→ **ITEMS**
** start **

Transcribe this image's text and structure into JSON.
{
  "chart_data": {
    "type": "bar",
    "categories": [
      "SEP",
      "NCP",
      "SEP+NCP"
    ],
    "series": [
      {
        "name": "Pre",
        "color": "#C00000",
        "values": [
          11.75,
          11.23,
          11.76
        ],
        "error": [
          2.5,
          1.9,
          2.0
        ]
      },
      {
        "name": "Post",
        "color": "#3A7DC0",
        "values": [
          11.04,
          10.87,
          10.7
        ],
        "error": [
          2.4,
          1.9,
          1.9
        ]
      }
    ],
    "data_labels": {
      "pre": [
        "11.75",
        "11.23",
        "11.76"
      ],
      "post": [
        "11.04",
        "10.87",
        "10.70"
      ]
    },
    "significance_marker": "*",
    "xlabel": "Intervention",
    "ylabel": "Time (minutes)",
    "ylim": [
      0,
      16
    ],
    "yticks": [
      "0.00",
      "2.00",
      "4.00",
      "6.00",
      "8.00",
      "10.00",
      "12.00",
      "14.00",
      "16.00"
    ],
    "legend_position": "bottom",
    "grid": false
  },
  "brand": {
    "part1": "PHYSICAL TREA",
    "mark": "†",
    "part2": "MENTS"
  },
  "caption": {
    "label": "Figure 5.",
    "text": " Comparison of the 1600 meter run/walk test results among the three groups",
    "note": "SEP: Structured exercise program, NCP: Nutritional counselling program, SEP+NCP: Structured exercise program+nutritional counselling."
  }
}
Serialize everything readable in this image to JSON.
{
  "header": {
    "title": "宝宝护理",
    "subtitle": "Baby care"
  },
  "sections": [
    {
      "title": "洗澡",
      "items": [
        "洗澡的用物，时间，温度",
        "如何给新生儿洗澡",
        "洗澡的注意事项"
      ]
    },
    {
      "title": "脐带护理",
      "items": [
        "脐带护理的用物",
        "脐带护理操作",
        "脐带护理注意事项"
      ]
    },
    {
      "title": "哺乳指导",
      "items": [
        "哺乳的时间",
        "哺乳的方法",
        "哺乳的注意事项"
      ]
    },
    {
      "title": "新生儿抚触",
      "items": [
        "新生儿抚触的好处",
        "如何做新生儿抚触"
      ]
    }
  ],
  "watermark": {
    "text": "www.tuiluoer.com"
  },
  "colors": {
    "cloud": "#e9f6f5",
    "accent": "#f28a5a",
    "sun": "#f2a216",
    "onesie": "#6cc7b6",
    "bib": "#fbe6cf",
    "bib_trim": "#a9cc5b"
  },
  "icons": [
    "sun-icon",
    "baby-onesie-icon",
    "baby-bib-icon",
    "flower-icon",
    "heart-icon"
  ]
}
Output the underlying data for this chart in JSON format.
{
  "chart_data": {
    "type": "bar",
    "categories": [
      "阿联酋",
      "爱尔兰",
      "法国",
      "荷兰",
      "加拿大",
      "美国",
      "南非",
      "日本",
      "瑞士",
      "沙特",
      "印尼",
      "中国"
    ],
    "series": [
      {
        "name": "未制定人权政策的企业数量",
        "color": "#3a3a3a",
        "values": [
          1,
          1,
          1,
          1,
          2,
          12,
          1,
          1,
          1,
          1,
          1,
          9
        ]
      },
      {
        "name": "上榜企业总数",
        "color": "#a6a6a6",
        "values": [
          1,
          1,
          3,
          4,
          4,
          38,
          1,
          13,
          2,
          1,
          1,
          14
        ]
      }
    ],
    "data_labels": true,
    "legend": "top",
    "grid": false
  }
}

** end **

Transcribe all of the material exactly. Omit nothing.

Transcribe this image's text and structure into JSON.
{
  "chart_data": {
    "type": "bar",
    "categories": [
      "SEP",
      "NCP",
      "SEP+NCP"
    ],
    "series": [
      {
        "name": "Pre",
        "color": "#C00000",
        "values": [
          11.75,
          11.23,
          11.76
        ],
        "error": [
          2.5,
          1.9,
          2.0
        ]
      },
      {
        "name": "Post",
        "color": "#3A7DC0",
        "values": [
          11.04,
          10.87,
          10.7
        ],
        "error": [
          2.4,
          1.9,
          1.9
        ]
      }
    ],
    "data_labels": {
      "pre": [
        "11.75",
        "11.23",
        "11.76"
      ],
      "post": [
        "11.04",
        "10.87",
        "10.70"
      ]
    },
    "significance_marker": "*",
    "xlabel": "Intervention",
    "ylabel": "Time (minutes)",
    "ylim": [
      0,
      16
    ],
    "yticks": [
      "0.00",
      "2.00",
      "4.00",
      "6.00",
      "8.00",
      "10.00",
      "12.00",
      "14.00",
      "16.00"
    ],
    "legend_position": "bottom",
    "grid": false
  },
  "brand": {
    "part1": "PHYSICAL TREA",
    "mark": "†",
    "part2": "MENTS"
  },
  "caption": {
    "label": "Figure 5.",
    "text": " Comparison of the 1600 meter run/walk test results among the three groups",
    "note": "SEP: Structured exercise program, NCP: Nutritional counselling program, SEP+NCP: Structured exercise program+nutritional counselling."
  }
}
Serialize everything readable in this image to JSON.
{
  "header": {
    "title": "宝宝护理",
    "subtitle": "Baby care"
  },
  "sections": [
    {
      "title": "洗澡",
      "items": [
        "洗澡的用物，时间，温度",
        "如何给新生儿洗澡",
        "洗澡的注意事项"
      ]
    },
    {
      "title": "脐带护理",
      "items": [
        "脐带护理的用物",
        "脐带护理操作",
        "脐带护理注意事项"
      ]
    },
    {
      "title": "哺乳指导",
      "items": [
        "哺乳的时间",
        "哺乳的方法",
        "哺乳的注意事项"
      ]
    },
    {
      "title": "新生儿抚触",
      "items": [
        "新生儿抚触的好处",
        "如何做新生儿抚触"
      ]
    }
  ],
  "watermark": {
    "text": "www.tuiluoer.com"
  },
  "colors": {
    "cloud": "#e9f6f5",
    "accent": "#f28a5a",
    "sun": "#f2a216",
    "onesie": "#6cc7b6",
    "bib": "#fbe6cf",
    "bib_trim": "#a9cc5b"
  },
  "icons": [
    "sun-icon",
    "baby-onesie-icon",
    "baby-bib-icon",
    "flower-icon",
    "heart-icon"
  ]
}
Output the underlying data for this chart in JSON format.
{
  "chart_data": {
    "type": "bar",
    "categories": [
      "阿联酋",
      "爱尔兰",
      "法国",
      "荷兰",
      "加拿大",
      "美国",
      "南非",
      "日本",
      "瑞士",
      "沙特",
      "印尼",
      "中国"
    ],
    "series": [
      {
        "name": "未制定人权政策的企业数量",
        "color": "#3a3a3a",
        "values": [
          1,
          1,
          1,
          1,
          2,
          12,
          1,
          1,
          1,
          1,
          1,
          9
        ]
      },
      {
        "name": "上榜企业总数",
        "color": "#a6a6a6",
        "values": [
          1,
          1,
          3,
          4,
          4,
          38,
          1,
          13,
          2,
          1,
          1,
          14
        ]
      }
    ],
    "data_labels": true,
    "legend": "top",
    "grid": false
  }
}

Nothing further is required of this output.